■ **Problem statement**
Beginning at the line that contains "Read the values", reproduce every line to the end of the material without changing any of them.

= = =

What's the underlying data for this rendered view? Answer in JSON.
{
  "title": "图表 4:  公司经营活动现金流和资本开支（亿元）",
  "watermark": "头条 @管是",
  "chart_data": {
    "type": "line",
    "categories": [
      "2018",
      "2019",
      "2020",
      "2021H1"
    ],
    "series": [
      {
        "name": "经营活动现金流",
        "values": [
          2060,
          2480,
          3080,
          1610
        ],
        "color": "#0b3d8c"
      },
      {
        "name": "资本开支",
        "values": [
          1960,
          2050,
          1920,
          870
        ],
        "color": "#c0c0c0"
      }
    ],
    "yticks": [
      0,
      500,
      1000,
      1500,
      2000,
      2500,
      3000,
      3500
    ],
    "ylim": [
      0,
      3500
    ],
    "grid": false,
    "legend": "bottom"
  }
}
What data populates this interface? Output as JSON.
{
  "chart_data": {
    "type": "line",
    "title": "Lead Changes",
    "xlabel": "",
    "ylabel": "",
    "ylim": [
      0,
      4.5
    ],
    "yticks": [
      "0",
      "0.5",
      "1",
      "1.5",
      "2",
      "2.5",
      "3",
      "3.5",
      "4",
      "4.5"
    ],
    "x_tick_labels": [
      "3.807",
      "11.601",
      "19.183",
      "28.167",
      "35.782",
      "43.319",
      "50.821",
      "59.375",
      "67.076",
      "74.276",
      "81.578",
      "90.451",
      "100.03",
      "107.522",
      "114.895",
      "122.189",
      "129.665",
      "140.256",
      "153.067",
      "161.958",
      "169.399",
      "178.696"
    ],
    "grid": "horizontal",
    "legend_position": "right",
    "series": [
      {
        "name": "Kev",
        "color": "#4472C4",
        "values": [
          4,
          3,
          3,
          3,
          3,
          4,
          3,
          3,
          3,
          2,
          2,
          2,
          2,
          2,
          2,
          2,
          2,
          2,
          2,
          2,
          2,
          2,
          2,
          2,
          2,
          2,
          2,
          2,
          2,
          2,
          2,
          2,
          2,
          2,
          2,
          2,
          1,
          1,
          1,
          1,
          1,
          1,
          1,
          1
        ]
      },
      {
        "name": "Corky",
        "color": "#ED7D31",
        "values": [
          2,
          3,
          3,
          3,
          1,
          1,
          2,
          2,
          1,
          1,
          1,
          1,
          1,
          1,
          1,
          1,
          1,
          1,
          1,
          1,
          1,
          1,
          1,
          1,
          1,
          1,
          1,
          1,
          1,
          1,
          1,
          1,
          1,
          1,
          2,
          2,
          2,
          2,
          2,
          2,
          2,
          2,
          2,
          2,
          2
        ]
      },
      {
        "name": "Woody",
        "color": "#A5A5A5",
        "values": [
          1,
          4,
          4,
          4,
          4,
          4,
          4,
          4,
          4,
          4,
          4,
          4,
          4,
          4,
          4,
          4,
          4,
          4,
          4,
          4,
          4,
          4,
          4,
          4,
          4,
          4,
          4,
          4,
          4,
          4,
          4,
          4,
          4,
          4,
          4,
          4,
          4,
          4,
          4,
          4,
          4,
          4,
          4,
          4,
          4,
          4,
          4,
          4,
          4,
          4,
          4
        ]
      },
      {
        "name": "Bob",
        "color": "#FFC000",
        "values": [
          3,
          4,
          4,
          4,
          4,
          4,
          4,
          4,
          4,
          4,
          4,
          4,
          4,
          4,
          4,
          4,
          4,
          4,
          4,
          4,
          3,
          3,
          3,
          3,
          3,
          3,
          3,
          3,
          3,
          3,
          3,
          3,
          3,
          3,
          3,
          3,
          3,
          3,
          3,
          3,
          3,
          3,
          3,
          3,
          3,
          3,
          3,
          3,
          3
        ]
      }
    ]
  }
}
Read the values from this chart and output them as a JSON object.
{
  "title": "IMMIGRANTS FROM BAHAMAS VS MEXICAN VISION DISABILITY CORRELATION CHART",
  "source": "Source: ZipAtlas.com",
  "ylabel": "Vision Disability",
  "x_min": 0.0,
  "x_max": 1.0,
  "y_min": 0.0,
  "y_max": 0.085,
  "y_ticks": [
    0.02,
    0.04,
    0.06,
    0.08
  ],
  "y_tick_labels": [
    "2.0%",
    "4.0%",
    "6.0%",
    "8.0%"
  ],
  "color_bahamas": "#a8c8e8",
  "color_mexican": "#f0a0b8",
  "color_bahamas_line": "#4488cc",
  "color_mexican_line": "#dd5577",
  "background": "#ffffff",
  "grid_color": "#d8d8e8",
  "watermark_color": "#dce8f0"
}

= = =

■ **The result**
Read the values from this chart and output them as a JSON object.
{
  "title": "IMMIGRANTS FROM BAHAMAS VS MEXICAN VISION DISABILITY CORRELATION CHART",
  "source": "Source: ZipAtlas.com",
  "ylabel": "Vision Disability",
  "x_min": 0.0,
  "x_max": 1.0,
  "y_min": 0.0,
  "y_max": 0.085,
  "y_ticks": [
    0.02,
    0.04,
    0.06,
    0.08
  ],
  "y_tick_labels": [
    "2.0%",
    "4.0%",
    "6.0%",
    "8.0%"
  ],
  "color_bahamas": "#a8c8e8",
  "color_mexican": "#f0a0b8",
  "color_bahamas_line": "#4488cc",
  "color_mexican_line": "#dd5577",
  "background": "#ffffff",
  "grid_color": "#d8d8e8",
  "watermark_color": "#dce8f0"
}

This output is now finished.